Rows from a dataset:
▬▬▬▬▬▬

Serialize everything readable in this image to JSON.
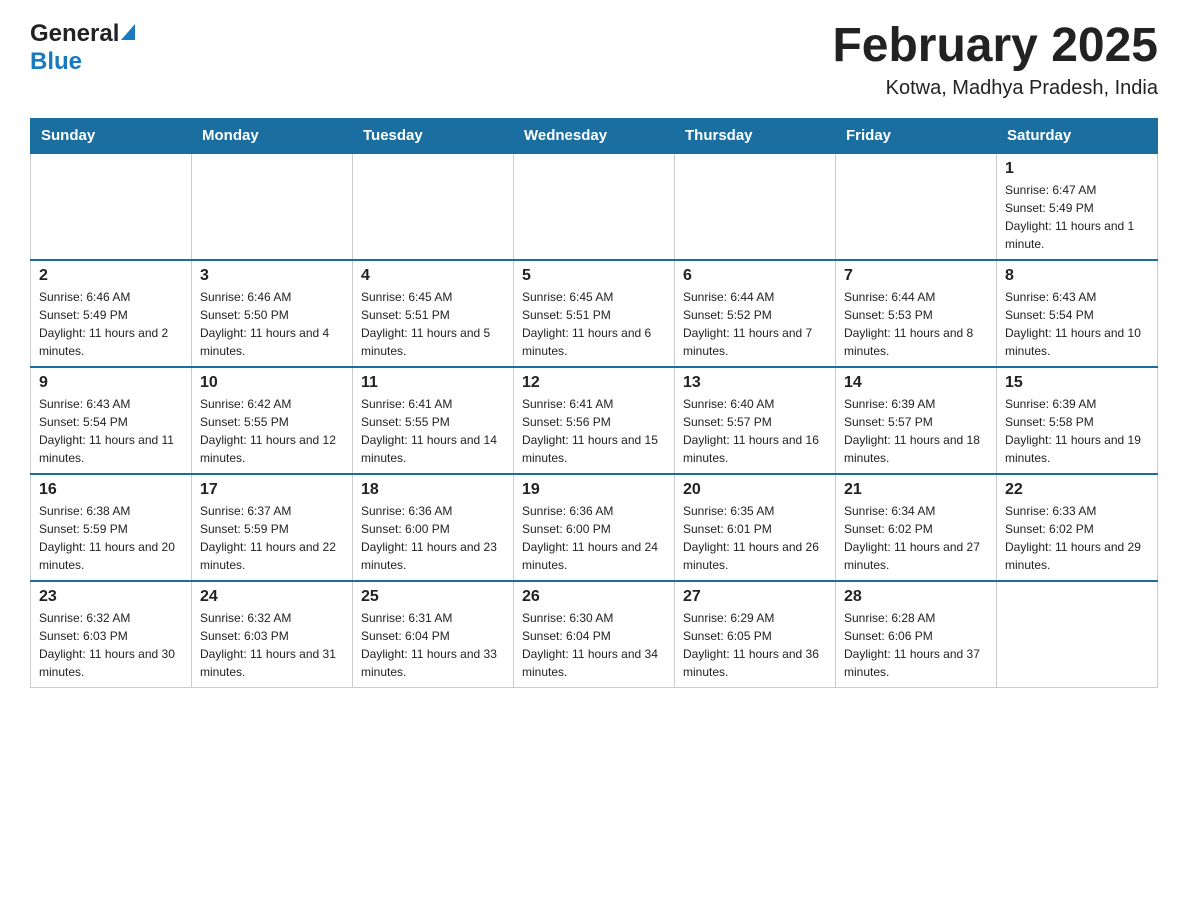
{
  "header": {
    "logo_general": "General",
    "logo_blue": "Blue",
    "month_title": "February 2025",
    "location": "Kotwa, Madhya Pradesh, India"
  },
  "weekdays": [
    "Sunday",
    "Monday",
    "Tuesday",
    "Wednesday",
    "Thursday",
    "Friday",
    "Saturday"
  ],
  "weeks": [
    [
      {
        "day": "",
        "info": ""
      },
      {
        "day": "",
        "info": ""
      },
      {
        "day": "",
        "info": ""
      },
      {
        "day": "",
        "info": ""
      },
      {
        "day": "",
        "info": ""
      },
      {
        "day": "",
        "info": ""
      },
      {
        "day": "1",
        "info": "Sunrise: 6:47 AM\nSunset: 5:49 PM\nDaylight: 11 hours and 1 minute."
      }
    ],
    [
      {
        "day": "2",
        "info": "Sunrise: 6:46 AM\nSunset: 5:49 PM\nDaylight: 11 hours and 2 minutes."
      },
      {
        "day": "3",
        "info": "Sunrise: 6:46 AM\nSunset: 5:50 PM\nDaylight: 11 hours and 4 minutes."
      },
      {
        "day": "4",
        "info": "Sunrise: 6:45 AM\nSunset: 5:51 PM\nDaylight: 11 hours and 5 minutes."
      },
      {
        "day": "5",
        "info": "Sunrise: 6:45 AM\nSunset: 5:51 PM\nDaylight: 11 hours and 6 minutes."
      },
      {
        "day": "6",
        "info": "Sunrise: 6:44 AM\nSunset: 5:52 PM\nDaylight: 11 hours and 7 minutes."
      },
      {
        "day": "7",
        "info": "Sunrise: 6:44 AM\nSunset: 5:53 PM\nDaylight: 11 hours and 8 minutes."
      },
      {
        "day": "8",
        "info": "Sunrise: 6:43 AM\nSunset: 5:54 PM\nDaylight: 11 hours and 10 minutes."
      }
    ],
    [
      {
        "day": "9",
        "info": "Sunrise: 6:43 AM\nSunset: 5:54 PM\nDaylight: 11 hours and 11 minutes."
      },
      {
        "day": "10",
        "info": "Sunrise: 6:42 AM\nSunset: 5:55 PM\nDaylight: 11 hours and 12 minutes."
      },
      {
        "day": "11",
        "info": "Sunrise: 6:41 AM\nSunset: 5:55 PM\nDaylight: 11 hours and 14 minutes."
      },
      {
        "day": "12",
        "info": "Sunrise: 6:41 AM\nSunset: 5:56 PM\nDaylight: 11 hours and 15 minutes."
      },
      {
        "day": "13",
        "info": "Sunrise: 6:40 AM\nSunset: 5:57 PM\nDaylight: 11 hours and 16 minutes."
      },
      {
        "day": "14",
        "info": "Sunrise: 6:39 AM\nSunset: 5:57 PM\nDaylight: 11 hours and 18 minutes."
      },
      {
        "day": "15",
        "info": "Sunrise: 6:39 AM\nSunset: 5:58 PM\nDaylight: 11 hours and 19 minutes."
      }
    ],
    [
      {
        "day": "16",
        "info": "Sunrise: 6:38 AM\nSunset: 5:59 PM\nDaylight: 11 hours and 20 minutes."
      },
      {
        "day": "17",
        "info": "Sunrise: 6:37 AM\nSunset: 5:59 PM\nDaylight: 11 hours and 22 minutes."
      },
      {
        "day": "18",
        "info": "Sunrise: 6:36 AM\nSunset: 6:00 PM\nDaylight: 11 hours and 23 minutes."
      },
      {
        "day": "19",
        "info": "Sunrise: 6:36 AM\nSunset: 6:00 PM\nDaylight: 11 hours and 24 minutes."
      },
      {
        "day": "20",
        "info": "Sunrise: 6:35 AM\nSunset: 6:01 PM\nDaylight: 11 hours and 26 minutes."
      },
      {
        "day": "21",
        "info": "Sunrise: 6:34 AM\nSunset: 6:02 PM\nDaylight: 11 hours and 27 minutes."
      },
      {
        "day": "22",
        "info": "Sunrise: 6:33 AM\nSunset: 6:02 PM\nDaylight: 11 hours and 29 minutes."
      }
    ],
    [
      {
        "day": "23",
        "info": "Sunrise: 6:32 AM\nSunset: 6:03 PM\nDaylight: 11 hours and 30 minutes."
      },
      {
        "day": "24",
        "info": "Sunrise: 6:32 AM\nSunset: 6:03 PM\nDaylight: 11 hours and 31 minutes."
      },
      {
        "day": "25",
        "info": "Sunrise: 6:31 AM\nSunset: 6:04 PM\nDaylight: 11 hours and 33 minutes."
      },
      {
        "day": "26",
        "info": "Sunrise: 6:30 AM\nSunset: 6:04 PM\nDaylight: 11 hours and 34 minutes."
      },
      {
        "day": "27",
        "info": "Sunrise: 6:29 AM\nSunset: 6:05 PM\nDaylight: 11 hours and 36 minutes."
      },
      {
        "day": "28",
        "info": "Sunrise: 6:28 AM\nSunset: 6:06 PM\nDaylight: 11 hours and 37 minutes."
      },
      {
        "day": "",
        "info": ""
      }
    ]
  ]
}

▬▬▬▬▬▬

#### WHAT YOU WILL DO
Your task is to set down the records shown above exactly, minus any pictures.

#### CORRECT RESPONSE
Serialize everything readable in this image to JSON.
{
  "header": {
    "logo_general": "General",
    "logo_blue": "Blue",
    "month_title": "February 2025",
    "location": "Kotwa, Madhya Pradesh, India"
  },
  "weekdays": [
    "Sunday",
    "Monday",
    "Tuesday",
    "Wednesday",
    "Thursday",
    "Friday",
    "Saturday"
  ],
  "weeks": [
    [
      {
        "day": "",
        "info": ""
      },
      {
        "day": "",
        "info": ""
      },
      {
        "day": "",
        "info": ""
      },
      {
        "day": "",
        "info": ""
      },
      {
        "day": "",
        "info": ""
      },
      {
        "day": "",
        "info": ""
      },
      {
        "day": "1",
        "info": "Sunrise: 6:47 AM\nSunset: 5:49 PM\nDaylight: 11 hours and 1 minute."
      }
    ],
    [
      {
        "day": "2",
        "info": "Sunrise: 6:46 AM\nSunset: 5:49 PM\nDaylight: 11 hours and 2 minutes."
      },
      {
        "day": "3",
        "info": "Sunrise: 6:46 AM\nSunset: 5:50 PM\nDaylight: 11 hours and 4 minutes."
      },
      {
        "day": "4",
        "info": "Sunrise: 6:45 AM\nSunset: 5:51 PM\nDaylight: 11 hours and 5 minutes."
      },
      {
        "day": "5",
        "info": "Sunrise: 6:45 AM\nSunset: 5:51 PM\nDaylight: 11 hours and 6 minutes."
      },
      {
        "day": "6",
        "info": "Sunrise: 6:44 AM\nSunset: 5:52 PM\nDaylight: 11 hours and 7 minutes."
      },
      {
        "day": "7",
        "info": "Sunrise: 6:44 AM\nSunset: 5:53 PM\nDaylight: 11 hours and 8 minutes."
      },
      {
        "day": "8",
        "info": "Sunrise: 6:43 AM\nSunset: 5:54 PM\nDaylight: 11 hours and 10 minutes."
      }
    ],
    [
      {
        "day": "9",
        "info": "Sunrise: 6:43 AM\nSunset: 5:54 PM\nDaylight: 11 hours and 11 minutes."
      },
      {
        "day": "10",
        "info": "Sunrise: 6:42 AM\nSunset: 5:55 PM\nDaylight: 11 hours and 12 minutes."
      },
      {
        "day": "11",
        "info": "Sunrise: 6:41 AM\nSunset: 5:55 PM\nDaylight: 11 hours and 14 minutes."
      },
      {
        "day": "12",
        "info": "Sunrise: 6:41 AM\nSunset: 5:56 PM\nDaylight: 11 hours and 15 minutes."
      },
      {
        "day": "13",
        "info": "Sunrise: 6:40 AM\nSunset: 5:57 PM\nDaylight: 11 hours and 16 minutes."
      },
      {
        "day": "14",
        "info": "Sunrise: 6:39 AM\nSunset: 5:57 PM\nDaylight: 11 hours and 18 minutes."
      },
      {
        "day": "15",
        "info": "Sunrise: 6:39 AM\nSunset: 5:58 PM\nDaylight: 11 hours and 19 minutes."
      }
    ],
    [
      {
        "day": "16",
        "info": "Sunrise: 6:38 AM\nSunset: 5:59 PM\nDaylight: 11 hours and 20 minutes."
      },
      {
        "day": "17",
        "info": "Sunrise: 6:37 AM\nSunset: 5:59 PM\nDaylight: 11 hours and 22 minutes."
      },
      {
        "day": "18",
        "info": "Sunrise: 6:36 AM\nSunset: 6:00 PM\nDaylight: 11 hours and 23 minutes."
      },
      {
        "day": "19",
        "info": "Sunrise: 6:36 AM\nSunset: 6:00 PM\nDaylight: 11 hours and 24 minutes."
      },
      {
        "day": "20",
        "info": "Sunrise: 6:35 AM\nSunset: 6:01 PM\nDaylight: 11 hours and 26 minutes."
      },
      {
        "day": "21",
        "info": "Sunrise: 6:34 AM\nSunset: 6:02 PM\nDaylight: 11 hours and 27 minutes."
      },
      {
        "day": "22",
        "info": "Sunrise: 6:33 AM\nSunset: 6:02 PM\nDaylight: 11 hours and 29 minutes."
      }
    ],
    [
      {
        "day": "23",
        "info": "Sunrise: 6:32 AM\nSunset: 6:03 PM\nDaylight: 11 hours and 30 minutes."
      },
      {
        "day": "24",
        "info": "Sunrise: 6:32 AM\nSunset: 6:03 PM\nDaylight: 11 hours and 31 minutes."
      },
      {
        "day": "25",
        "info": "Sunrise: 6:31 AM\nSunset: 6:04 PM\nDaylight: 11 hours and 33 minutes."
      },
      {
        "day": "26",
        "info": "Sunrise: 6:30 AM\nSunset: 6:04 PM\nDaylight: 11 hours and 34 minutes."
      },
      {
        "day": "27",
        "info": "Sunrise: 6:29 AM\nSunset: 6:05 PM\nDaylight: 11 hours and 36 minutes."
      },
      {
        "day": "28",
        "info": "Sunrise: 6:28 AM\nSunset: 6:06 PM\nDaylight: 11 hours and 37 minutes."
      },
      {
        "day": "",
        "info": ""
      }
    ]
  ]
}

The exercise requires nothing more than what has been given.